[START OF RECORDS SHOWN]
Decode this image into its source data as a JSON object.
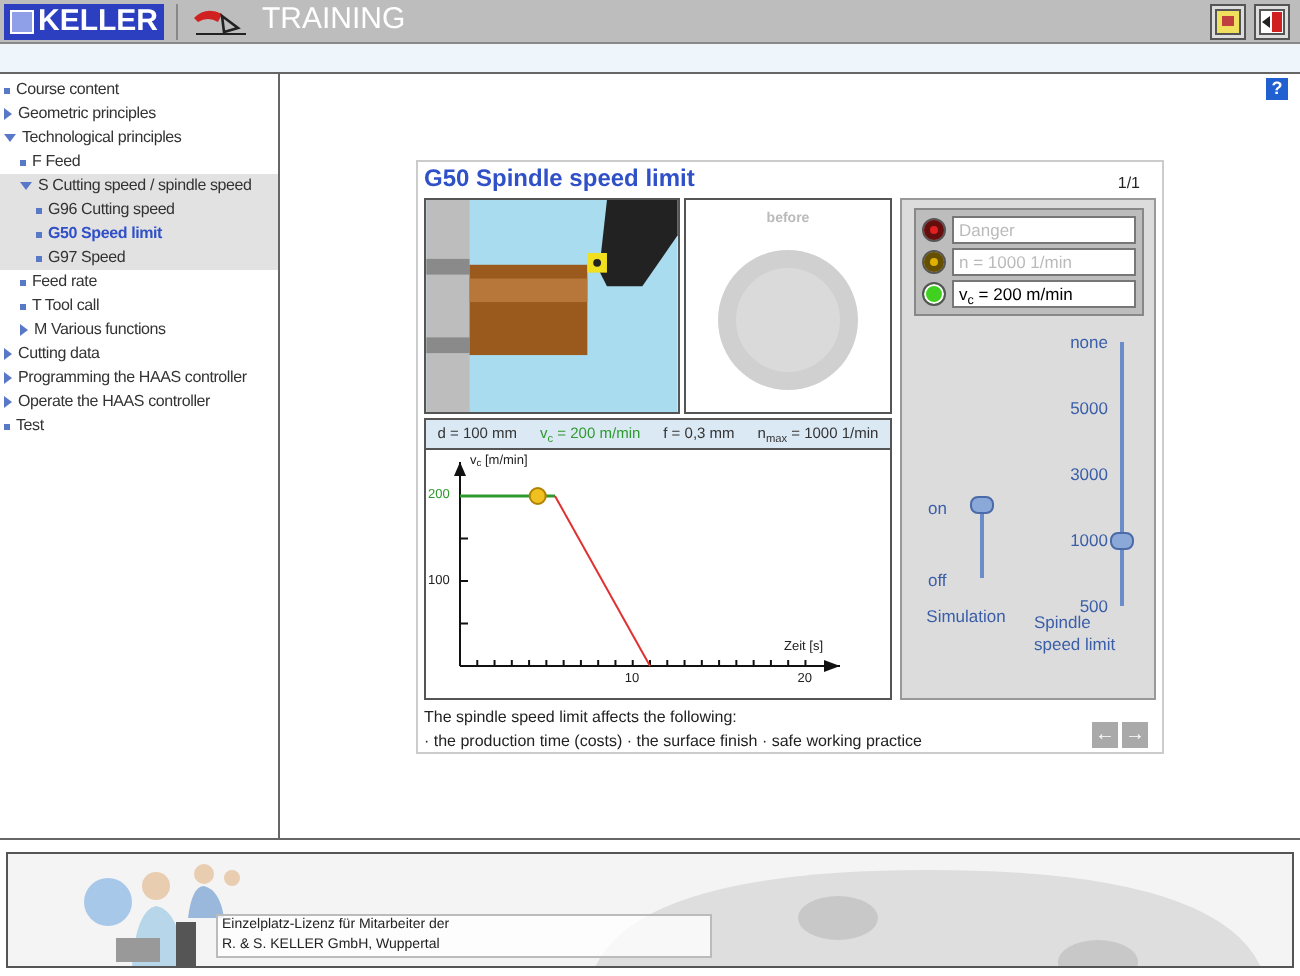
{
  "header": {
    "title": "TRAINING",
    "logo": "KELLER",
    "buttons": [
      {
        "kind": "notes"
      },
      {
        "kind": "exit"
      }
    ]
  },
  "sidebar": {
    "items": [
      {
        "label": "Course content",
        "kind": "page",
        "selected": false
      },
      {
        "label": "Geometric principles",
        "kind": "folder",
        "selected": false
      },
      {
        "label": "Technological principles",
        "kind": "folder",
        "expanded": true,
        "selected": false,
        "children": [
          {
            "label": "F Feed",
            "kind": "page",
            "selected": false
          },
          {
            "label": "S Cutting speed / spindle speed",
            "kind": "folder",
            "expanded": true,
            "selected": false,
            "children": [
              {
                "label": "G96 Cutting speed",
                "kind": "page",
                "selected": false
              },
              {
                "label": "G50 Speed limit",
                "kind": "page",
                "selected": true
              },
              {
                "label": "G97 Speed",
                "kind": "page",
                "selected": false
              }
            ]
          },
          {
            "label": "Feed rate",
            "kind": "page",
            "selected": false
          },
          {
            "label": "T Tool call",
            "kind": "page",
            "selected": false
          },
          {
            "label": "M Various functions",
            "kind": "folder",
            "selected": false
          }
        ]
      },
      {
        "label": "Cutting data",
        "kind": "folder",
        "selected": false
      },
      {
        "label": "Programming the HAAS controller",
        "kind": "folder",
        "selected": false
      },
      {
        "label": "Operate the HAAS controller",
        "kind": "folder",
        "selected": false
      },
      {
        "label": "Test",
        "kind": "page",
        "selected": false
      }
    ]
  },
  "help": "?",
  "lesson": {
    "title": "G50 Spindle speed limit",
    "page": "1/1",
    "before_label": "before",
    "params": [
      {
        "text": "d = 100 mm",
        "color": "#333333"
      },
      {
        "text": "v$_{c}$ = 200 m/min",
        "color": "#2e9a2e"
      },
      {
        "text": "f = 0,3 mm",
        "color": "#333333"
      },
      {
        "text": "n$_{max}$ = 1000 1/min",
        "color": "#333333"
      }
    ],
    "chart_data": {
      "type": "line",
      "xlabel": "Zeit [s]",
      "ylabel": "v$_{c}$ [m/min]",
      "x": [
        0,
        5.5,
        11
      ],
      "series": [
        {
          "color": "#2e9a2e",
          "values": [
            200,
            200,
            null
          ]
        },
        {
          "color": "#e03030",
          "values": [
            null,
            200,
            0
          ]
        }
      ],
      "xlim": [
        0,
        22
      ],
      "ylim": [
        0,
        240
      ],
      "xticks": [
        10,
        20
      ],
      "yticks": [
        100,
        200
      ]
    },
    "lights": [
      {
        "text": "Danger",
        "color": "#e02020",
        "on": false
      },
      {
        "text": "n = 1000 1/min",
        "color": "#e0b000",
        "on": false
      },
      {
        "text": "v$_{c}$ = 200 m/min",
        "color": "#40d020",
        "on": true
      }
    ],
    "simulation": {
      "label": "Simulation",
      "on_label": "on",
      "off_label": "off",
      "on": true
    },
    "speed_limit": {
      "label": "Spindle speed limit",
      "ticks": [
        "none",
        "5000",
        "3000",
        "1000",
        "500"
      ],
      "level": 0.25
    },
    "description": "The spindle speed limit affects the following:",
    "points": "· the production time (costs) · the surface finish · safe working practice",
    "nav": [
      "←",
      "→"
    ]
  },
  "footer": {
    "license": [
      "Einzelplatz-Lizenz für Mitarbeiter der",
      "R. & S. KELLER GmbH, Wuppertal"
    ]
  }
}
[END OF RECORDS SHOWN]
:: STATED EXERCISE ::
Pictures in the data above should not be copied; transcribe everything else exactly.

:: FINAL RESULT ::
Decode this image into its source data as a JSON object.
{
  "header": {
    "title": "TRAINING",
    "logo": "KELLER",
    "buttons": [
      {
        "kind": "notes"
      },
      {
        "kind": "exit"
      }
    ]
  },
  "sidebar": {
    "items": [
      {
        "label": "Course content",
        "kind": "page",
        "selected": false
      },
      {
        "label": "Geometric principles",
        "kind": "folder",
        "selected": false
      },
      {
        "label": "Technological principles",
        "kind": "folder",
        "expanded": true,
        "selected": false,
        "children": [
          {
            "label": "F Feed",
            "kind": "page",
            "selected": false
          },
          {
            "label": "S Cutting speed / spindle speed",
            "kind": "folder",
            "expanded": true,
            "selected": false,
            "children": [
              {
                "label": "G96 Cutting speed",
                "kind": "page",
                "selected": false
              },
              {
                "label": "G50 Speed limit",
                "kind": "page",
                "selected": true
              },
              {
                "label": "G97 Speed",
                "kind": "page",
                "selected": false
              }
            ]
          },
          {
            "label": "Feed rate",
            "kind": "page",
            "selected": false
          },
          {
            "label": "T Tool call",
            "kind": "page",
            "selected": false
          },
          {
            "label": "M Various functions",
            "kind": "folder",
            "selected": false
          }
        ]
      },
      {
        "label": "Cutting data",
        "kind": "folder",
        "selected": false
      },
      {
        "label": "Programming the HAAS controller",
        "kind": "folder",
        "selected": false
      },
      {
        "label": "Operate the HAAS controller",
        "kind": "folder",
        "selected": false
      },
      {
        "label": "Test",
        "kind": "page",
        "selected": false
      }
    ]
  },
  "help": "?",
  "lesson": {
    "title": "G50 Spindle speed limit",
    "page": "1/1",
    "before_label": "before",
    "params": [
      {
        "text": "d = 100 mm",
        "color": "#333333"
      },
      {
        "text": "v$_{c}$ = 200 m/min",
        "color": "#2e9a2e"
      },
      {
        "text": "f = 0,3 mm",
        "color": "#333333"
      },
      {
        "text": "n$_{max}$ = 1000 1/min",
        "color": "#333333"
      }
    ],
    "chart_data": {
      "type": "line",
      "xlabel": "Zeit [s]",
      "ylabel": "v$_{c}$ [m/min]",
      "x": [
        0,
        5.5,
        11
      ],
      "series": [
        {
          "color": "#2e9a2e",
          "values": [
            200,
            200,
            null
          ]
        },
        {
          "color": "#e03030",
          "values": [
            null,
            200,
            0
          ]
        }
      ],
      "xlim": [
        0,
        22
      ],
      "ylim": [
        0,
        240
      ],
      "xticks": [
        10,
        20
      ],
      "yticks": [
        100,
        200
      ]
    },
    "lights": [
      {
        "text": "Danger",
        "color": "#e02020",
        "on": false
      },
      {
        "text": "n = 1000 1/min",
        "color": "#e0b000",
        "on": false
      },
      {
        "text": "v$_{c}$ = 200 m/min",
        "color": "#40d020",
        "on": true
      }
    ],
    "simulation": {
      "label": "Simulation",
      "on_label": "on",
      "off_label": "off",
      "on": true
    },
    "speed_limit": {
      "label": "Spindle speed limit",
      "ticks": [
        "none",
        "5000",
        "3000",
        "1000",
        "500"
      ],
      "level": 0.25
    },
    "description": "The spindle speed limit affects the following:",
    "points": "· the production time (costs) · the surface finish · safe working practice",
    "nav": [
      "←",
      "→"
    ]
  },
  "footer": {
    "license": [
      "Einzelplatz-Lizenz für Mitarbeiter der",
      "R. & S. KELLER GmbH, Wuppertal"
    ]
  }
}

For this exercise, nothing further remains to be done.